**Problem**
Transcribe every row below verbatim, leaving out the pictures.

———

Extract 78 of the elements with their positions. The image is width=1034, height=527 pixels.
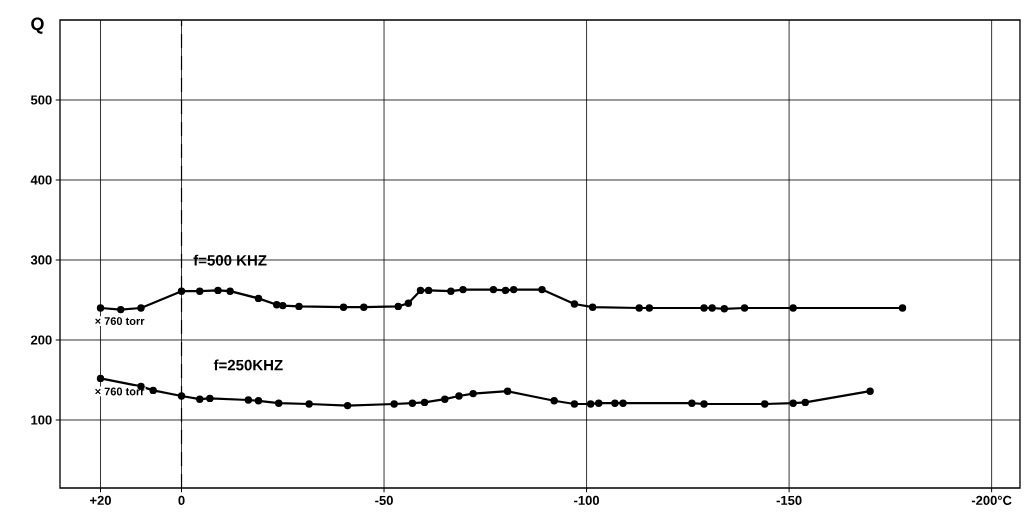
point [645, 304, 654, 312]
point [586, 400, 595, 408]
series-label: f=500 KHZ [193, 254, 267, 266]
series-label: f=250KHZ [213, 359, 283, 371]
point [273, 301, 281, 309]
point [279, 301, 287, 310]
x-tick-label: +20 [90, 495, 111, 505]
point [789, 399, 797, 407]
point [469, 389, 477, 398]
point [761, 400, 769, 408]
point [117, 305, 125, 314]
point [708, 304, 716, 312]
point [254, 294, 263, 303]
point [244, 396, 253, 404]
point [149, 386, 157, 395]
annotation: × 760 torr [95, 317, 145, 325]
point [137, 304, 145, 312]
x-tick-label: -50 [375, 495, 393, 505]
x-tick-label: -100 [574, 495, 600, 505]
point [503, 387, 512, 395]
point [740, 304, 749, 312]
point [619, 399, 627, 407]
point [538, 285, 546, 294]
annotation: × 760 torr [95, 387, 145, 396]
point [420, 398, 429, 407]
point [416, 286, 425, 295]
point [343, 401, 352, 410]
point [501, 286, 510, 295]
point [866, 387, 874, 395]
point [635, 304, 643, 312]
point [404, 299, 413, 307]
point [801, 398, 809, 407]
point [394, 302, 402, 311]
point [424, 286, 433, 295]
x-tick-label: -200°C [971, 495, 1012, 505]
point [96, 374, 105, 383]
point [550, 397, 558, 405]
point [226, 287, 234, 295]
point [214, 286, 222, 295]
point [720, 305, 728, 313]
point [275, 399, 283, 407]
y-tick-label: 200 [30, 335, 52, 345]
y-tick-label: 300 [30, 255, 52, 265]
point [196, 395, 204, 403]
point [177, 392, 186, 400]
point [588, 303, 597, 311]
point [408, 399, 417, 407]
point [570, 300, 579, 308]
point [96, 304, 105, 312]
point [196, 287, 204, 295]
point [360, 303, 368, 311]
point [688, 399, 696, 407]
point [390, 400, 398, 408]
point [441, 395, 449, 403]
point [295, 302, 303, 311]
point [789, 304, 797, 312]
x-tick-label: -150 [776, 495, 802, 505]
point [489, 285, 498, 294]
y-tick-label: 400 [30, 175, 52, 185]
x-tick-label: 0 [178, 495, 185, 505]
point [339, 303, 348, 311]
point [700, 304, 708, 312]
point [611, 399, 619, 407]
y-tick-label: 100 [31, 415, 52, 425]
point [254, 397, 263, 405]
point [206, 394, 214, 403]
point [898, 304, 907, 312]
point [595, 399, 603, 407]
point [177, 287, 186, 295]
y-axis-title: Q [31, 17, 44, 34]
point [447, 287, 455, 295]
point [459, 285, 467, 294]
point [700, 400, 708, 408]
point [305, 400, 313, 408]
point [509, 285, 518, 294]
point [570, 400, 579, 408]
point [455, 392, 463, 400]
y-tick-label: 500 [30, 95, 52, 105]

———

**Exercise solution**
Extract 78 of the elements with their positions. The image is width=1034, height=527 pixels.
point [645, 304, 654, 312]
point [586, 400, 595, 408]
series-label: f=500 KHZ [193, 254, 267, 266]
series-label: f=250KHZ [213, 359, 283, 371]
point [273, 301, 281, 309]
point [279, 301, 287, 310]
x-tick-label: +20 [90, 495, 111, 505]
point [789, 399, 797, 407]
point [469, 389, 477, 398]
point [761, 400, 769, 408]
point [117, 305, 125, 314]
point [708, 304, 716, 312]
point [254, 294, 263, 303]
point [244, 396, 253, 404]
point [149, 386, 157, 395]
annotation: × 760 torr [95, 317, 145, 325]
point [137, 304, 145, 312]
x-tick-label: -50 [375, 495, 393, 505]
x-tick-label: -100 [574, 495, 600, 505]
point [503, 387, 512, 395]
point [740, 304, 749, 312]
point [619, 399, 627, 407]
point [538, 285, 546, 294]
annotation: × 760 torr [95, 387, 145, 396]
point [420, 398, 429, 407]
point [416, 286, 425, 295]
point [343, 401, 352, 410]
point [501, 286, 510, 295]
point [866, 387, 874, 395]
point [635, 304, 643, 312]
point [404, 299, 413, 307]
point [801, 398, 809, 407]
point [394, 302, 402, 311]
point [424, 286, 433, 295]
x-tick-label: -200°C [971, 495, 1012, 505]
point [96, 374, 105, 383]
point [550, 397, 558, 405]
point [226, 287, 234, 295]
point [214, 286, 222, 295]
point [720, 305, 728, 313]
point [275, 399, 283, 407]
y-tick-label: 200 [30, 335, 52, 345]
y-tick-label: 300 [30, 255, 52, 265]
point [196, 395, 204, 403]
point [177, 392, 186, 400]
point [588, 303, 597, 311]
point [408, 399, 417, 407]
point [570, 300, 579, 308]
point [96, 304, 105, 312]
point [196, 287, 204, 295]
point [360, 303, 368, 311]
point [688, 399, 696, 407]
point [390, 400, 398, 408]
point [441, 395, 449, 403]
point [295, 302, 303, 311]
point [789, 304, 797, 312]
x-tick-label: -150 [776, 495, 802, 505]
point [489, 285, 498, 294]
y-tick-label: 400 [30, 175, 52, 185]
x-tick-label: 0 [178, 495, 185, 505]
point [339, 303, 348, 311]
point [700, 304, 708, 312]
point [611, 399, 619, 407]
y-tick-label: 100 [31, 415, 52, 425]
point [254, 397, 263, 405]
point [206, 394, 214, 403]
point [898, 304, 907, 312]
point [595, 399, 603, 407]
point [177, 287, 186, 295]
y-axis-title: Q [31, 17, 44, 34]
point [447, 287, 455, 295]
point [459, 285, 467, 294]
point [700, 400, 708, 408]
point [305, 400, 313, 408]
point [509, 285, 518, 294]
point [570, 400, 579, 408]
point [455, 392, 463, 400]
y-tick-label: 500 [30, 95, 52, 105]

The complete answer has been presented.